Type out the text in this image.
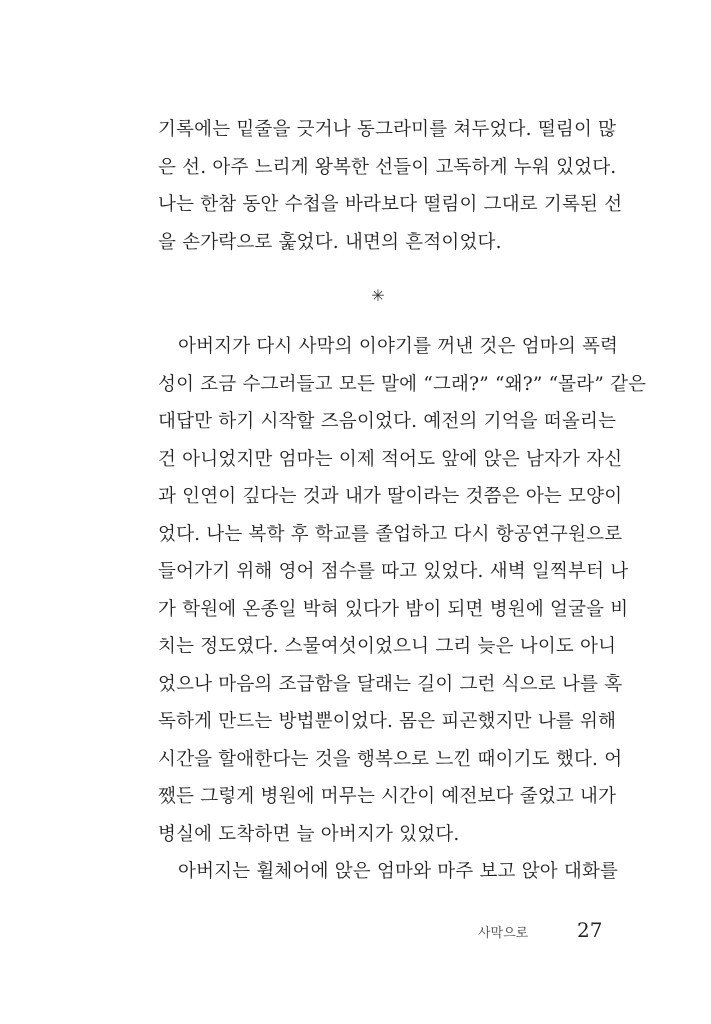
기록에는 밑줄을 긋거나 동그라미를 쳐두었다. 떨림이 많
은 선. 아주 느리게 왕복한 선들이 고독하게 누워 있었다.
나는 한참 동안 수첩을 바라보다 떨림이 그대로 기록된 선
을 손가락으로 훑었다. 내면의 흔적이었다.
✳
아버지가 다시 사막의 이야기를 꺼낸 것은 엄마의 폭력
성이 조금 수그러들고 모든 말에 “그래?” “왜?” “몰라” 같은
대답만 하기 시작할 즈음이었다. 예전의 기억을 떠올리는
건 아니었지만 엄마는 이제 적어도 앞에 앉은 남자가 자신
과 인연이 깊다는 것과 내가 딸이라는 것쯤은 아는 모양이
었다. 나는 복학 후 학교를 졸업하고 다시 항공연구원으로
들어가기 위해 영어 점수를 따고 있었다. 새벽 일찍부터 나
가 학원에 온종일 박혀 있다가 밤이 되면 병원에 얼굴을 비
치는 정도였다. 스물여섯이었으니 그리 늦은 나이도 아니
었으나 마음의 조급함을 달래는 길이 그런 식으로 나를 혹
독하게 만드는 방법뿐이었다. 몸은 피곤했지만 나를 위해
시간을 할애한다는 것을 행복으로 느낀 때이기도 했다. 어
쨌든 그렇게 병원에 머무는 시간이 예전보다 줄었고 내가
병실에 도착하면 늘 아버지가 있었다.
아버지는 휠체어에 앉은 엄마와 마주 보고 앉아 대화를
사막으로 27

------------------------------

[Work to complete]
Make a word-for-word copy of the entries, without any pictures.

[Result for this task]
Type out the text in this image.
기록에는 밑줄을 긋거나 동그라미를 쳐두었다. 떨림이 많
은 선. 아주 느리게 왕복한 선들이 고독하게 누워 있었다.
나는 한참 동안 수첩을 바라보다 떨림이 그대로 기록된 선
을 손가락으로 훑었다. 내면의 흔적이었다.
✳
아버지가 다시 사막의 이야기를 꺼낸 것은 엄마의 폭력
성이 조금 수그러들고 모든 말에 “그래?” “왜?” “몰라” 같은
대답만 하기 시작할 즈음이었다. 예전의 기억을 떠올리는
건 아니었지만 엄마는 이제 적어도 앞에 앉은 남자가 자신
과 인연이 깊다는 것과 내가 딸이라는 것쯤은 아는 모양이
었다. 나는 복학 후 학교를 졸업하고 다시 항공연구원으로
들어가기 위해 영어 점수를 따고 있었다. 새벽 일찍부터 나
가 학원에 온종일 박혀 있다가 밤이 되면 병원에 얼굴을 비
치는 정도였다. 스물여섯이었으니 그리 늦은 나이도 아니
었으나 마음의 조급함을 달래는 길이 그런 식으로 나를 혹
독하게 만드는 방법뿐이었다. 몸은 피곤했지만 나를 위해
시간을 할애한다는 것을 행복으로 느낀 때이기도 했다. 어
쨌든 그렇게 병원에 머무는 시간이 예전보다 줄었고 내가
병실에 도착하면 늘 아버지가 있었다.
아버지는 휠체어에 앉은 엄마와 마주 보고 앉아 대화를
사막으로 27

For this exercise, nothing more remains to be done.